LSTM methodology for the experimental framework.

In this case study, we considered the datasets mentioned above. We also observed the impact and performance of the forecasting model before and after parametric tuning. We noticed the improvements in the forecasting results using the long short-term memory (LSTM) model. The methodology flow is distributed into two modules, namely, data preparation and forecasting. Figure 11 also presents the flow of methods.

The model performance is observed on the below basis:

Training Accuracy: We get the accuracy if we apply the model to training data.

Training Loss: It indicates how well the model fits the training data.

Validation Loss: It indicates how well the model fits new data.

Dataset Preparation Modular: The data are received from databases and forwarded for sorting to separate the null values from the dataset to improve its credibility. Later, the clean dataset is processed for data extraction of existing features and values such as load behavior daily, weekly, monthly, and yearly. Based on respective segments, the graphs are plotted to understand the load behavior concerning the different time ranges. For final processing, the received data is later considered for daily values, taken through average means. These values are scaled using Minmax Scaler. The absolute values are subsequently processed to forecast modular for further actions.

Forecasting Modular: The forecasting modular comprises sub-modules, namely, data split, model development, parametric tuning, error measurement and comparison, and production of load forecast.

Data Split: The dataset is split into training and testing, considering 70 and 30 percent ratios.

Model Construction: The construction of the LSTM model is comprised of 4 layers with unit values of 64, 32, and 16 with 25 epochs, the batch value of 32, Adams as an optimizer, and Relu as the current activation function. The drop out layer is set with a value of 0.3 and dense with a unit value of 1.

Parametric Tuning: The tuning of parameters is performed by selecting different combinations of values from Table 2, giving different sets of output with different per-centage of accuracy and error. Numerous simulations with different combinations were run to check the best suitable parameters throughout tuning. Every parameter impacted forecasting results that were run on the combinational basis of heads of parameters named in Table 2.

Table 2

Parametric tuning components and their respective variational combination table.

- _Stored items_

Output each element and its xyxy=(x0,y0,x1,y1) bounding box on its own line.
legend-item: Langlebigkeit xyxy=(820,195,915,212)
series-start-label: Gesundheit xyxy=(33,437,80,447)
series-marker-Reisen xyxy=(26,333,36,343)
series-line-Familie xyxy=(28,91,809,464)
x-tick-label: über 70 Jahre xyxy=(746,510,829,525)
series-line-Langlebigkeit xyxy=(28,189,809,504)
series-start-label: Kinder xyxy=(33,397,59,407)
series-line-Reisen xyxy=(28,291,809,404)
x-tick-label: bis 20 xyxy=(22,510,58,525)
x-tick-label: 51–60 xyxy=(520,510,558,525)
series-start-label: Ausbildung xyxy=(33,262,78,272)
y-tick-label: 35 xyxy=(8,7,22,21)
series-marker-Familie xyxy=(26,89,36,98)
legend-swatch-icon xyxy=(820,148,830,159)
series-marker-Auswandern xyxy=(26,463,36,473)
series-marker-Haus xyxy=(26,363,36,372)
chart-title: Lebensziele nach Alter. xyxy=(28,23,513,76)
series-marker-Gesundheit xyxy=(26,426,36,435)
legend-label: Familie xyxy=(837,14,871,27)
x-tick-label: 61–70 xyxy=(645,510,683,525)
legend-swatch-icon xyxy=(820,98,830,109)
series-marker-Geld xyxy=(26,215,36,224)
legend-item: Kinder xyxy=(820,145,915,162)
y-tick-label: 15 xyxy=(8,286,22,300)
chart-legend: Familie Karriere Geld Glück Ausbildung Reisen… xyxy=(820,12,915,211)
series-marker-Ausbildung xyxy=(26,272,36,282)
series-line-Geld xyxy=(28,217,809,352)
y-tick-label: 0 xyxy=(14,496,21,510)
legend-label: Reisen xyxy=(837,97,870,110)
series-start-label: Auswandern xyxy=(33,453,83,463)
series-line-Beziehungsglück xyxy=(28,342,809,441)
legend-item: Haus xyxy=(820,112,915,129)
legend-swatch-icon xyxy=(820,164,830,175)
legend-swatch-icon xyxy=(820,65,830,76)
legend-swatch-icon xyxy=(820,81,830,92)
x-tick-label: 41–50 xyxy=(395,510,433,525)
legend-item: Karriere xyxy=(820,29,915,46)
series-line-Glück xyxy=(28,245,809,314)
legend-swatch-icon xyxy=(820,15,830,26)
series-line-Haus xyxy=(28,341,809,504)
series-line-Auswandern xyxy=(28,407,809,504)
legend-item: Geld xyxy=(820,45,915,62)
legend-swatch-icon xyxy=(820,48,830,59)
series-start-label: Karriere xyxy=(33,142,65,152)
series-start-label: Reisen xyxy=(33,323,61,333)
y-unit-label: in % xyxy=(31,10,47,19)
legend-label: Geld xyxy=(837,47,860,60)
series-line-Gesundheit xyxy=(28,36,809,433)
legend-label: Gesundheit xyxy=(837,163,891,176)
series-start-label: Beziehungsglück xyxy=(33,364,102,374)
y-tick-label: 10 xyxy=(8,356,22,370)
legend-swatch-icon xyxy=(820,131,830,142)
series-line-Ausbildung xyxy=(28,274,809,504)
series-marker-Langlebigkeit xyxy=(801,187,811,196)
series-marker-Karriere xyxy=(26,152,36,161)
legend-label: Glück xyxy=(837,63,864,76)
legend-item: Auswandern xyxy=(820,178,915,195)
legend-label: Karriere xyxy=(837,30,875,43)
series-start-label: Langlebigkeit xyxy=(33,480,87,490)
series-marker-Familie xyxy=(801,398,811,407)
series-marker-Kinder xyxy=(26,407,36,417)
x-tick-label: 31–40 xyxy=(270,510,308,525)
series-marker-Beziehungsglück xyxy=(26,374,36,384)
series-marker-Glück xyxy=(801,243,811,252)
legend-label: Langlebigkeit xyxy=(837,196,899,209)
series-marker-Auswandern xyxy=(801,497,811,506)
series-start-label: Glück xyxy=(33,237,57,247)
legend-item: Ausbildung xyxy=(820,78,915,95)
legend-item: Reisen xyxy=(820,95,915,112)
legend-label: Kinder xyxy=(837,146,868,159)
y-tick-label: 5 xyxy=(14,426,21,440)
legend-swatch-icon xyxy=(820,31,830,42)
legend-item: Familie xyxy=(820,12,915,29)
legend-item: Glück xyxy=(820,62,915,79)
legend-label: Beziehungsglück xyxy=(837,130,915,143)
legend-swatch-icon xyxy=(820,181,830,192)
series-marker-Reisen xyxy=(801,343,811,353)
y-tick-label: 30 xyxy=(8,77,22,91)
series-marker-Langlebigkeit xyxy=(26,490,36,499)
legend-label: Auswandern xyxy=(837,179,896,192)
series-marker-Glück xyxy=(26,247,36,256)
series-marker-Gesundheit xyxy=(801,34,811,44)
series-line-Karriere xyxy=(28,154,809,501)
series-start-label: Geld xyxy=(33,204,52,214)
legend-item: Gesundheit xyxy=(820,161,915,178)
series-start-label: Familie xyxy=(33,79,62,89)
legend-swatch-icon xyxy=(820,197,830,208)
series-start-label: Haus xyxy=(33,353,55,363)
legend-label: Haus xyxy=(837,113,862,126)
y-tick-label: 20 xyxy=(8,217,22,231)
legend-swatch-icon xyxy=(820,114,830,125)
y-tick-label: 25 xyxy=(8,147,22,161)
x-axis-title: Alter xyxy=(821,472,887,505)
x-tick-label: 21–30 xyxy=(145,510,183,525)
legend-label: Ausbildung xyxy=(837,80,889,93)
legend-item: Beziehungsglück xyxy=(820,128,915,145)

- _REQUIREMENTS_
• a. For the LSTM methodology text, state whether each statement agrees with it, answering yes or no and quoting the words that decide it: (i) the dataset is divided into training and testing portions at 70 and 30 percent; (ii) the dropout layer is set to a value of 0.5; (iii) the daily values are scaled with a Minmax Scaler.
• b. In the records, change "series-marker" to "point-marker" in everything from the start of the records down to the line containing "x-tick-label: 61–70 xyxy=(645,510,683,525)", both ends included, and give only those lines.

- _FULL SOLUTIONS_
• a.
(i) Yes: "The dataset is split into training and testing, considering 70 and 30 percent ratios."
(ii) No: "The drop out layer is set with a value of 0.3"
(iii) Yes: "These values are scaled using Minmax Scaler."

• b.
Output each element and its xyxy=(x0,y0,x1,y1) bounding box on its own line.
legend-item: Langlebigkeit xyxy=(820,195,915,212)
series-start-label: Gesundheit xyxy=(33,437,80,447)
point-marker-Reisen xyxy=(26,333,36,343)
series-line-Familie xyxy=(28,91,809,464)
x-tick-label: über 70 Jahre xyxy=(746,510,829,525)
series-line-Langlebigkeit xyxy=(28,189,809,504)
series-start-label: Kinder xyxy=(33,397,59,407)
series-line-Reisen xyxy=(28,291,809,404)
x-tick-label: bis 20 xyxy=(22,510,58,525)
x-tick-label: 51–60 xyxy=(520,510,558,525)
series-start-label: Ausbildung xyxy=(33,262,78,272)
y-tick-label: 35 xyxy=(8,7,22,21)
point-marker-Familie xyxy=(26,89,36,98)
legend-swatch-icon xyxy=(820,148,830,159)
point-marker-Auswandern xyxy=(26,463,36,473)
point-marker-Haus xyxy=(26,363,36,372)
chart-title: Lebensziele nach Alter. xyxy=(28,23,513,76)
point-marker-Gesundheit xyxy=(26,426,36,435)
legend-label: Familie xyxy=(837,14,871,27)
x-tick-label: 61–70 xyxy=(645,510,683,525)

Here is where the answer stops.